● **指示文 a**
下に示す行のうち、「86, 161, 119]」を含む行から「161, 2264, 188]」を含む行までを、両端も含めて一字一句変えずに抜き出してください。

● **提供テキスト**
◆ ◆ ◆
PTA「上位団体は不要」の声多数も新組織発足の訳 会費なし、PTAの運営に便利なサービスも提供
「階層的」ではなく「フラット」、日Pとの相違点
すでに存在するPTAの全国組織である日Pとの違いは何か。 「日Pは、日Pを頂点として道府県P連、市区町村郡のP連とつながる階層的な組織ですが、私たちは、P連や各校のPTAとフラットにつながる組織。道府県P連の代表が理事につらなる日Pとは、執行体制からして異なります。 さらに、会員のP連・PTAから会費もいただきませんし、研修会やイベントなどへの動員も想定していません。イベントは会員以外でも参加でき、オンライン形式で開催しています」 全Pの会員対象は、全国の幼小中高すべてのPTAで、 ・日Pの非会員 ・道府県P連の非会員または休会中の市区町村郡P連など ・市区町村郡P連の非会員または休会中の各校PTA とされている。 また、「会員団体」ではなく「サービス提供団体」として位置づけ、2023年4月現在、会員数は都Pのサービス提供団体1299団体、奈良市P連に加入する81団体で、合計1380団体。上部団体からの退会・休会を検討中のP連・各校PTAからの問い合わせにも随時対応しているという。
◆ ◆ ◆
● **保存された行**

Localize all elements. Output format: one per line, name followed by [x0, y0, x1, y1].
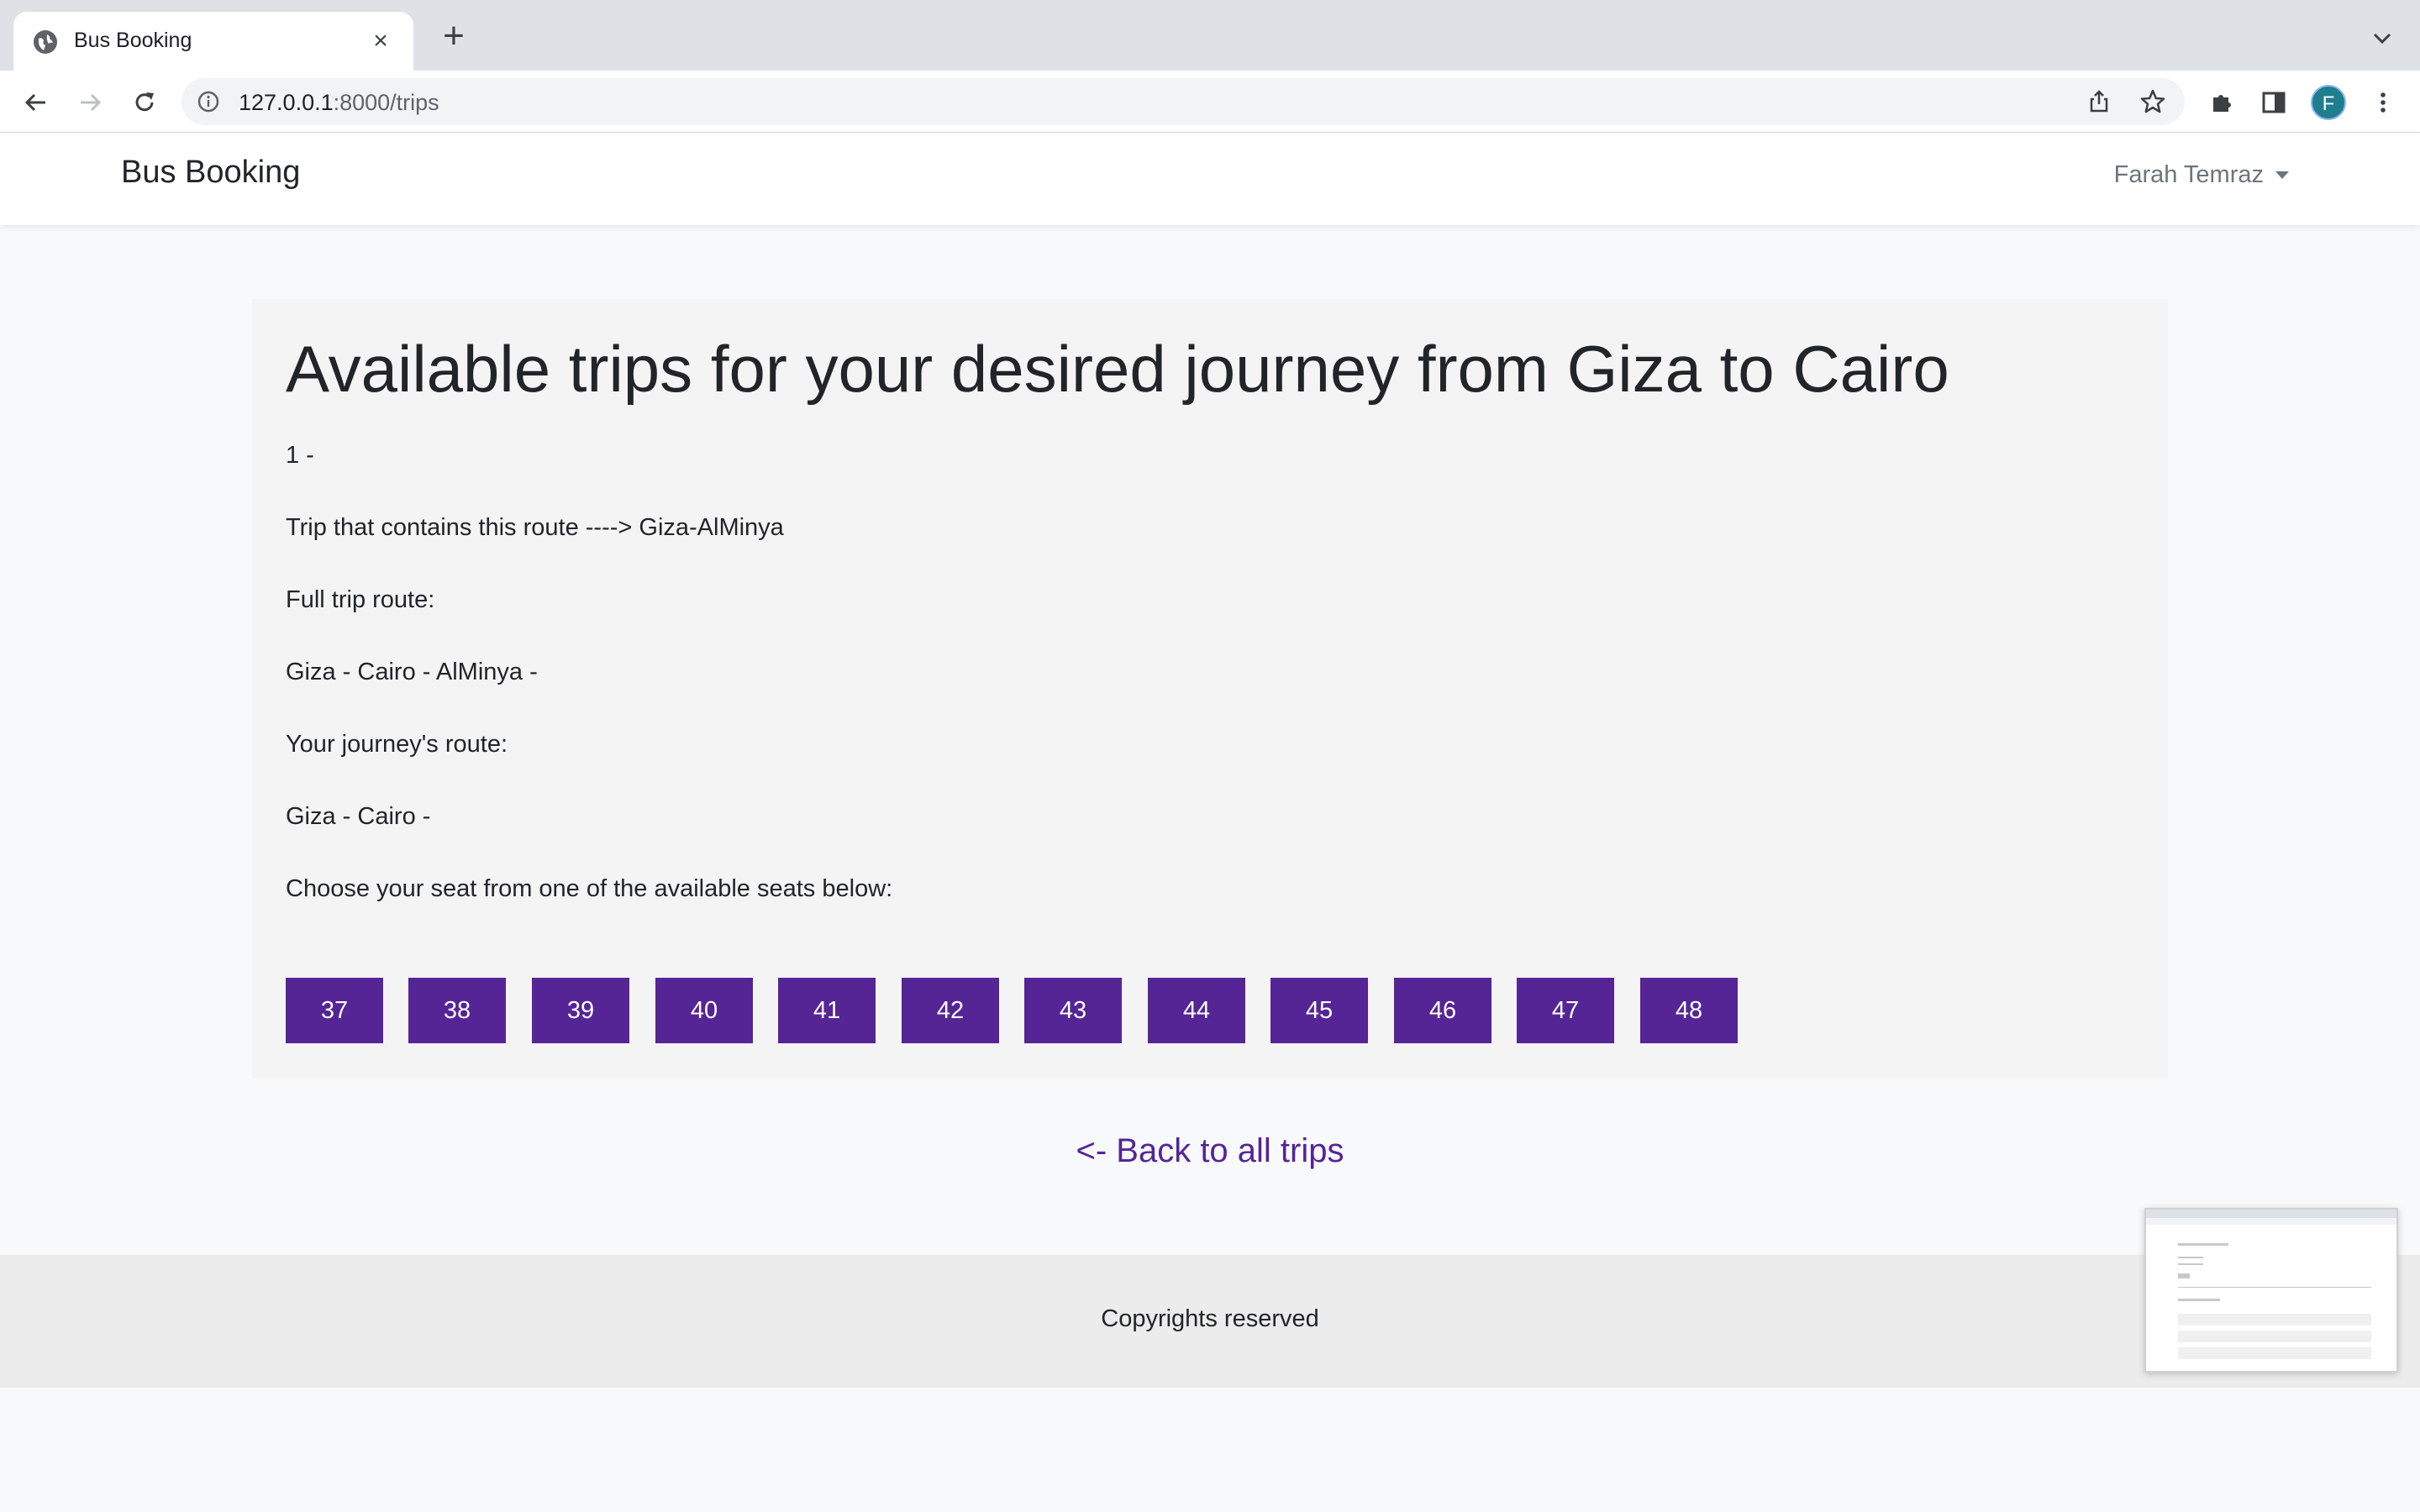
reload-icon[interactable]	[128, 86, 161, 119]
user-dropdown[interactable]: Farah Temraz	[2114, 161, 2289, 189]
trips-card: Available trips for your desired journey…	[252, 299, 2168, 1079]
seat-button[interactable]: 48	[1640, 978, 1738, 1043]
user-name: Farah Temraz	[2113, 161, 2264, 188]
seat-button[interactable]: 41	[778, 978, 876, 1043]
globe-icon	[34, 30, 57, 54]
journey-route: Giza - Cairo -	[286, 803, 431, 830]
share-icon[interactable]	[2086, 88, 2112, 115]
full-route: Giza - Cairo - AlMinya -	[286, 659, 538, 685]
caret-down-icon	[2275, 171, 2289, 179]
seat-button[interactable]: 42	[902, 978, 999, 1043]
page-thumbnail-preview[interactable]	[2144, 1208, 2398, 1373]
profile-avatar[interactable]: F	[2311, 85, 2346, 120]
thumbnail-button	[2178, 1273, 2190, 1278]
footer: Copyrights reserved	[0, 1255, 2420, 1388]
address-bar[interactable]: 127.0.0.1:8000/trips	[182, 78, 2185, 125]
thumbnail-heading	[2178, 1299, 2220, 1301]
site-navbar: Bus Booking Farah Temraz	[0, 133, 2420, 225]
side-panel-icon[interactable]	[2257, 86, 2291, 119]
seat-button[interactable]: 44	[1148, 978, 1245, 1043]
info-icon[interactable]	[197, 90, 220, 113]
seat-button[interactable]: 46	[1394, 978, 1491, 1043]
page-title: Available trips for your desired journey…	[286, 332, 1949, 406]
forward-arrow-icon[interactable]	[74, 86, 108, 119]
choose-seat-text: Choose your seat from one of the availab…	[286, 875, 893, 902]
seat-button[interactable]: 43	[1024, 978, 1122, 1043]
trip-number: 1 -	[286, 442, 314, 469]
thumbnail-toolbar	[2146, 1218, 2396, 1225]
tab-title: Bus Booking	[74, 29, 192, 52]
thumbnail-row	[2178, 1314, 2371, 1326]
star-bookmark-icon[interactable]	[2139, 88, 2166, 115]
seat-button[interactable]: 45	[1270, 978, 1368, 1043]
thumbnail-divider	[2178, 1287, 2371, 1288]
chevron-down-icon[interactable]	[2370, 25, 2395, 50]
thumbnail-row	[2178, 1331, 2371, 1342]
full-route-label: Full trip route:	[286, 586, 435, 613]
seat-button[interactable]: 38	[408, 978, 506, 1043]
brand-link[interactable]: Bus Booking	[121, 155, 300, 191]
seat-button[interactable]: 39	[532, 978, 629, 1043]
seat-button[interactable]: 40	[655, 978, 753, 1043]
url-text: 127.0.0.1:8000/trips	[239, 90, 439, 115]
seat-button[interactable]: 47	[1517, 978, 1614, 1043]
browser-tab[interactable]: Bus Booking ×	[13, 12, 413, 71]
browser-tabstrip: Bus Booking × +	[0, 0, 2420, 71]
browser-toolbar: 127.0.0.1:8000/trips F	[0, 71, 2420, 133]
trip-contains-route: Trip that contains this route ----> Giza…	[286, 514, 784, 541]
footer-text: Copyrights reserved	[1101, 1305, 1319, 1332]
thumbnail-field	[2178, 1257, 2203, 1258]
journey-route-label: Your journey's route:	[286, 731, 508, 758]
close-tab-icon[interactable]: ×	[368, 29, 393, 54]
thumbnail-field	[2178, 1263, 2203, 1265]
seat-button[interactable]: 37	[286, 978, 383, 1043]
new-tab-button[interactable]: +	[439, 18, 469, 55]
thumbnail-tabstrip	[2146, 1210, 2396, 1218]
thumbnail-row	[2178, 1347, 2371, 1359]
back-arrow-icon[interactable]	[18, 86, 52, 119]
thumbnail-heading	[2178, 1243, 2228, 1246]
back-to-trips-link[interactable]: <- Back to all trips	[0, 1132, 2420, 1170]
extensions-puzzle-icon[interactable]	[2205, 86, 2238, 119]
kebab-menu-icon[interactable]	[2366, 86, 2400, 119]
◆ ◆ ◆
● **指示文 b**
提供テキストについて答えてください。
(i) 日Pでは、誰が理事につらなっていますか？
(ii) 全Pのイベントはどのような形式で開催されていますか？
(iii) 2023年4月現在、全Pの会員数は合計で何団体ですか？

● **回答全文 a**
reload-icon[interactable]	[128, 86, 161, 119]
user-dropdown[interactable]: Farah Temraz	[2114, 161, 2289, 189]
trips-card: Available trips for your desired journey…	[252, 299, 2168, 1079]
seat-button[interactable]: 48	[1640, 978, 1738, 1043]
user-name: Farah Temraz	[2113, 161, 2264, 188]

● **回答全文 b**
(i) 道府県P連の代表
(ii) オンライン形式
(iii) 1380団体